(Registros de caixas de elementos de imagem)
※

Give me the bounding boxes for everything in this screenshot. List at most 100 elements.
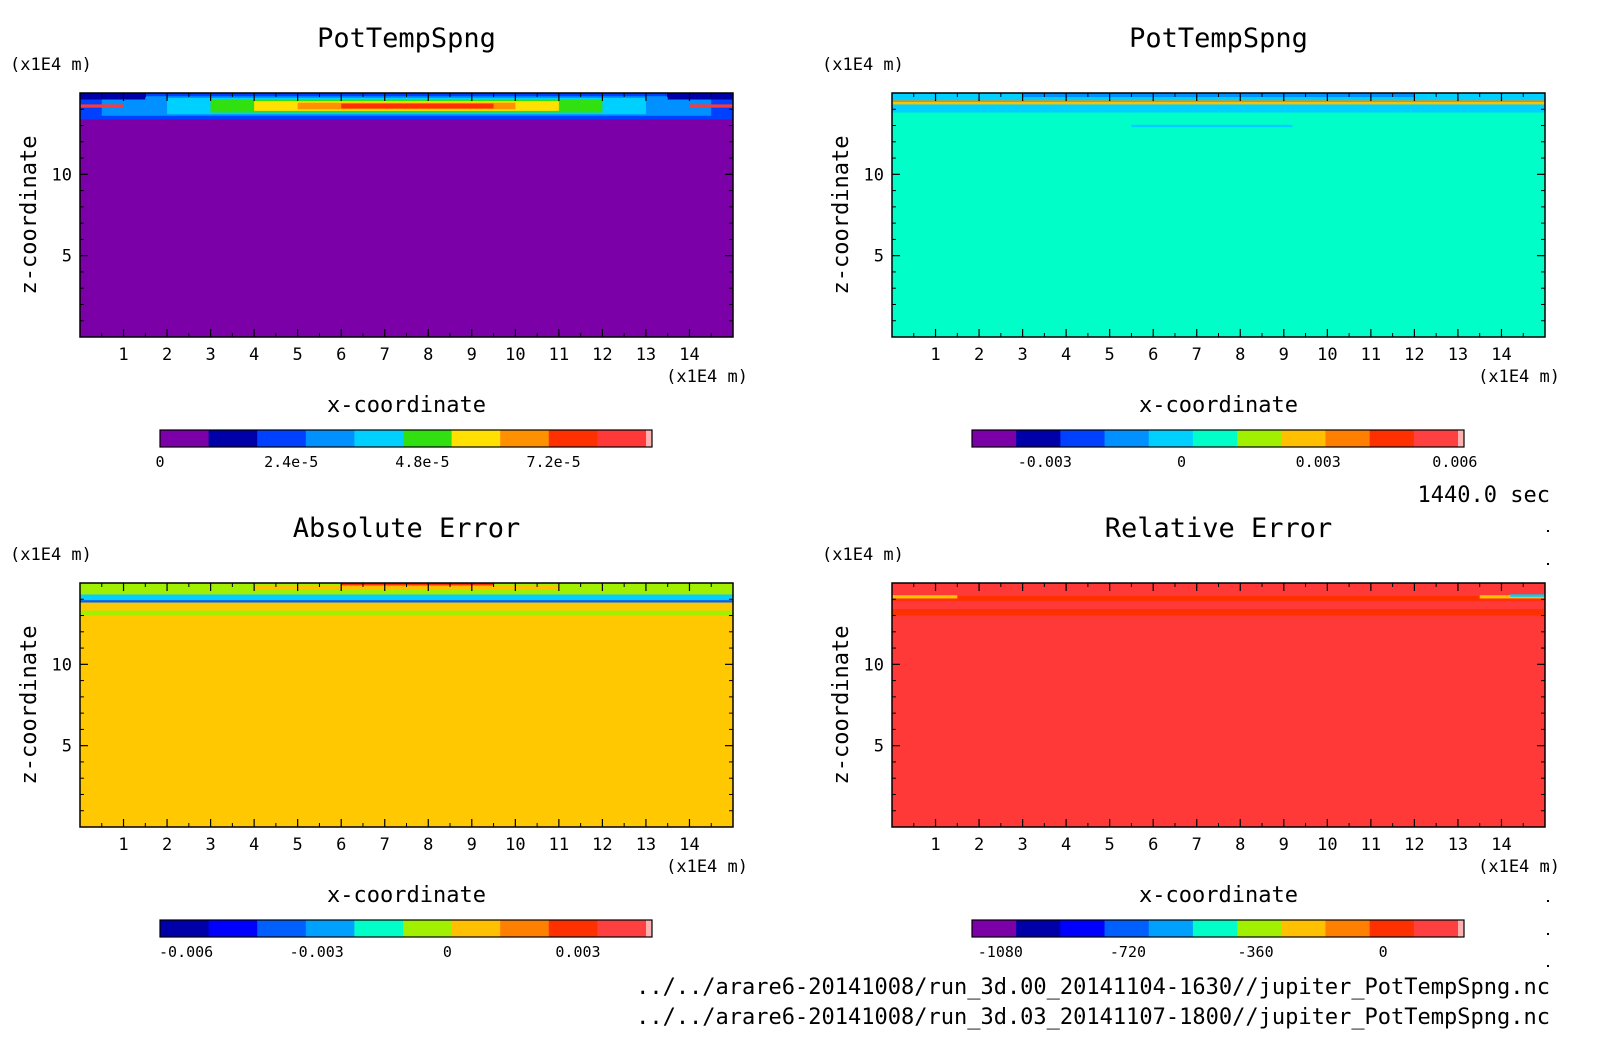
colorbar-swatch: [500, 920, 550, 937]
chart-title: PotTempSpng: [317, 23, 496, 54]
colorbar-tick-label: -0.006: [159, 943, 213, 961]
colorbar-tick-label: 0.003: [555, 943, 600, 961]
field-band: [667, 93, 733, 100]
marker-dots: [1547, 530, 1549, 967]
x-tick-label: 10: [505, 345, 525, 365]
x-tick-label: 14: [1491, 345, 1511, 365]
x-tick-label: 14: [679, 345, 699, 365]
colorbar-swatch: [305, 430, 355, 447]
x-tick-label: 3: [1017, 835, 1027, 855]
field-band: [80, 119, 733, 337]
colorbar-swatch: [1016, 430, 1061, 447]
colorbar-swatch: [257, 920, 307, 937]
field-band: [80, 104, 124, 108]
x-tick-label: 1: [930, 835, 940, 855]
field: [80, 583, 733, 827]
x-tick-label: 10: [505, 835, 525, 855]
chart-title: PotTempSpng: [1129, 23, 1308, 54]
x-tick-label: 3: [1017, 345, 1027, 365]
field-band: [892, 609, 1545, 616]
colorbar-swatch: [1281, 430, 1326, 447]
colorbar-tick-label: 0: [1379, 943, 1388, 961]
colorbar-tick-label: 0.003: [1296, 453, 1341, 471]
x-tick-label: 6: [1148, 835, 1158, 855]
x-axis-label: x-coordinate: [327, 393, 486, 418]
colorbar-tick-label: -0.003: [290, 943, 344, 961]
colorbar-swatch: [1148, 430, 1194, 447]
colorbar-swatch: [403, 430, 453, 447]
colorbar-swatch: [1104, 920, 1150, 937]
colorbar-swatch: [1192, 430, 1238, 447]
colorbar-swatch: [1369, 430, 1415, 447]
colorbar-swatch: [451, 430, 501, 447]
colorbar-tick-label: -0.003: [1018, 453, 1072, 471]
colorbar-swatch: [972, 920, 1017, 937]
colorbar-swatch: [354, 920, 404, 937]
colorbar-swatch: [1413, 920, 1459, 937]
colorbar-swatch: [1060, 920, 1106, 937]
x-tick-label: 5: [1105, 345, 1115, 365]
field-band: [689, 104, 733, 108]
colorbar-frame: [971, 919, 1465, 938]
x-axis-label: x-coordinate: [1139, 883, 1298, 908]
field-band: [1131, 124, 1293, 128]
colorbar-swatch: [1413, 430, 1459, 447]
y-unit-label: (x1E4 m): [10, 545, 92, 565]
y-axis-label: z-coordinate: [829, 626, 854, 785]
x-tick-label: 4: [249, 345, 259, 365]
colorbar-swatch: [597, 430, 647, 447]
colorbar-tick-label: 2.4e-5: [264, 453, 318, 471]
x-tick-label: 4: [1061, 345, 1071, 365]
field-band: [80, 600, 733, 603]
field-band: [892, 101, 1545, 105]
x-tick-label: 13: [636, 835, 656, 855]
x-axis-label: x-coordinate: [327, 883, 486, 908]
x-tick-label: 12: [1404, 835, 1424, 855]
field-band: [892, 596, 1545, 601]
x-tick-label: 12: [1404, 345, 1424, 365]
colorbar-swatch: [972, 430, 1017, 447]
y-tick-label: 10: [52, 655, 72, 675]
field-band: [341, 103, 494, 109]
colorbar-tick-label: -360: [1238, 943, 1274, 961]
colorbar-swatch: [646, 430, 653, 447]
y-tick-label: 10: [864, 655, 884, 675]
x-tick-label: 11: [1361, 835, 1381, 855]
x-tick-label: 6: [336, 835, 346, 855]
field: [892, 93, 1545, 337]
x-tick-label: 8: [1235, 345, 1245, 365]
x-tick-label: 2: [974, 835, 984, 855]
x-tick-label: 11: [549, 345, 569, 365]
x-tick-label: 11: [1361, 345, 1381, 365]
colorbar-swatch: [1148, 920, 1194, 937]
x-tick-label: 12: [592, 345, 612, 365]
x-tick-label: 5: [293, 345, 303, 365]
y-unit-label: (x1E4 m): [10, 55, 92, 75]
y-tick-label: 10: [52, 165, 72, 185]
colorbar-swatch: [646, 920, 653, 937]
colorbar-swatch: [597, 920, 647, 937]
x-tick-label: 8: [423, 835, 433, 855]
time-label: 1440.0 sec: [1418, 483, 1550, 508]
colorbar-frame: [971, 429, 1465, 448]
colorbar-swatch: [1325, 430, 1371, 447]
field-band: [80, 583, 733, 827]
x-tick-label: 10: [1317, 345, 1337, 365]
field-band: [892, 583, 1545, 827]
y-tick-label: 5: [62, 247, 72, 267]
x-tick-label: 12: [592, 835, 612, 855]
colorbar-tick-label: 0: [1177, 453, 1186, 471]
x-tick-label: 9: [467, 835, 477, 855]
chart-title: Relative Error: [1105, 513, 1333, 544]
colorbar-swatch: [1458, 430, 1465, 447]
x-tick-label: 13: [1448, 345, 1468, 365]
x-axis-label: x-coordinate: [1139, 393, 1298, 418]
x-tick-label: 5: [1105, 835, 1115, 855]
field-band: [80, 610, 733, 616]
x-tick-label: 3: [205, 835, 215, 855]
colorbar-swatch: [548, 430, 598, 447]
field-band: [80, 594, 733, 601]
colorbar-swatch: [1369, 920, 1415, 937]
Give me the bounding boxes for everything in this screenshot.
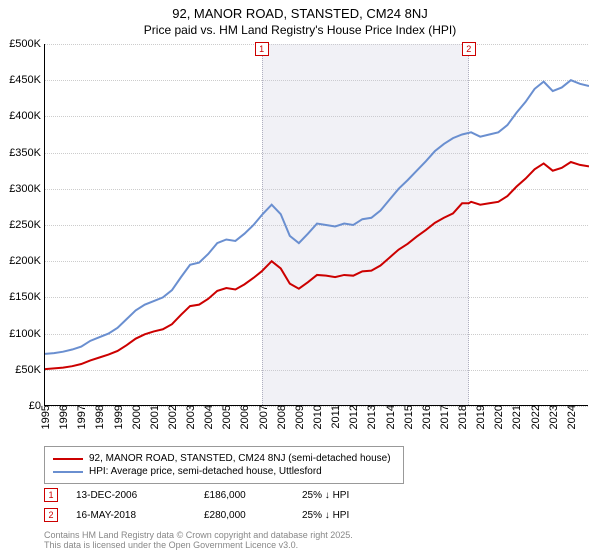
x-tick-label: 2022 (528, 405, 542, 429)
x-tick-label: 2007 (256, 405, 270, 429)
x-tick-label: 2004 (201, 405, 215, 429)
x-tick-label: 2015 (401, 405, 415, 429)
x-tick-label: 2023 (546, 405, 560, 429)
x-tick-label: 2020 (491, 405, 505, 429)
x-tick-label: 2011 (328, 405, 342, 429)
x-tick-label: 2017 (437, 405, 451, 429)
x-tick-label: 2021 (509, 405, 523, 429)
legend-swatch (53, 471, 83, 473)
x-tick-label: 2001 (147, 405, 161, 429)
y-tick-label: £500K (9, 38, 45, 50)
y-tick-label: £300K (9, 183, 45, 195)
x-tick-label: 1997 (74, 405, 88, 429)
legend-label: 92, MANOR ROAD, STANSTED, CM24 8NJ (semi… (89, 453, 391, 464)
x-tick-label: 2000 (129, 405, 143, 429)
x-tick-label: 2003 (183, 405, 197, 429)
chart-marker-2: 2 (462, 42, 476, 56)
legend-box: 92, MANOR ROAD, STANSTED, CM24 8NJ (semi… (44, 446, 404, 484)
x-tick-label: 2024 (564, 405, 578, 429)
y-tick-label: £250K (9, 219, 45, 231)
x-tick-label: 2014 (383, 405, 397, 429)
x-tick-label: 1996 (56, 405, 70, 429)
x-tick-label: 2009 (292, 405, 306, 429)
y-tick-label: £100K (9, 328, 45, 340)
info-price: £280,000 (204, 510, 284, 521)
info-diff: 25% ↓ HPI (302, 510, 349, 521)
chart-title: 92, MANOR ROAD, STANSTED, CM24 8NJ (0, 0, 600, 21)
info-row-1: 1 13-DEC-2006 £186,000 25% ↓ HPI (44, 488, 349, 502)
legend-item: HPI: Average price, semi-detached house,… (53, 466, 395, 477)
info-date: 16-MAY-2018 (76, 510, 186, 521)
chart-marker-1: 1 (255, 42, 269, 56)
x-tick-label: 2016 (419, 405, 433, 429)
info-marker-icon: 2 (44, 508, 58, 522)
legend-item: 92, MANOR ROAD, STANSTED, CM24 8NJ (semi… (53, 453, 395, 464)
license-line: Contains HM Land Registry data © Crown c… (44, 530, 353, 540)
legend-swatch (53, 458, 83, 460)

※

[OBJETIVO DO EXERCÍCIO]: Reproduza fielmente as linhas dos registros, começando pela linha que contém "x-tick-label: 2022 (528, 405, 542, 429)" e terminando após a linha que contém "chart-marker-1: 1 (255, 42, 269, 56)".

[RESPOSTA DO EXERCÍCIO]:
x-tick-label: 2022 (528, 405, 542, 429)
x-tick-label: 2007 (256, 405, 270, 429)
x-tick-label: 2004 (201, 405, 215, 429)
x-tick-label: 2015 (401, 405, 415, 429)
x-tick-label: 2023 (546, 405, 560, 429)
x-tick-label: 2020 (491, 405, 505, 429)
x-tick-label: 2011 (328, 405, 342, 429)
x-tick-label: 2017 (437, 405, 451, 429)
x-tick-label: 2021 (509, 405, 523, 429)
legend-swatch (53, 471, 83, 473)
x-tick-label: 2001 (147, 405, 161, 429)
y-tick-label: £500K (9, 38, 45, 50)
y-tick-label: £300K (9, 183, 45, 195)
x-tick-label: 1997 (74, 405, 88, 429)
legend-label: 92, MANOR ROAD, STANSTED, CM24 8NJ (semi… (89, 453, 391, 464)
x-tick-label: 2000 (129, 405, 143, 429)
x-tick-label: 2003 (183, 405, 197, 429)
chart-marker-2: 2 (462, 42, 476, 56)
legend-box: 92, MANOR ROAD, STANSTED, CM24 8NJ (semi… (44, 446, 404, 484)
x-tick-label: 2024 (564, 405, 578, 429)
y-tick-label: £250K (9, 219, 45, 231)
x-tick-label: 2014 (383, 405, 397, 429)
x-tick-label: 1996 (56, 405, 70, 429)
x-tick-label: 2009 (292, 405, 306, 429)
y-tick-label: £100K (9, 328, 45, 340)
info-price: £280,000 (204, 510, 284, 521)
info-diff: 25% ↓ HPI (302, 510, 349, 521)
chart-title: 92, MANOR ROAD, STANSTED, CM24 8NJ (0, 0, 600, 21)
info-row-1: 1 13-DEC-2006 £186,000 25% ↓ HPI (44, 488, 349, 502)
legend-item: HPI: Average price, semi-detached house,… (53, 466, 395, 477)
info-date: 16-MAY-2018 (76, 510, 186, 521)
chart-marker-1: 1 (255, 42, 269, 56)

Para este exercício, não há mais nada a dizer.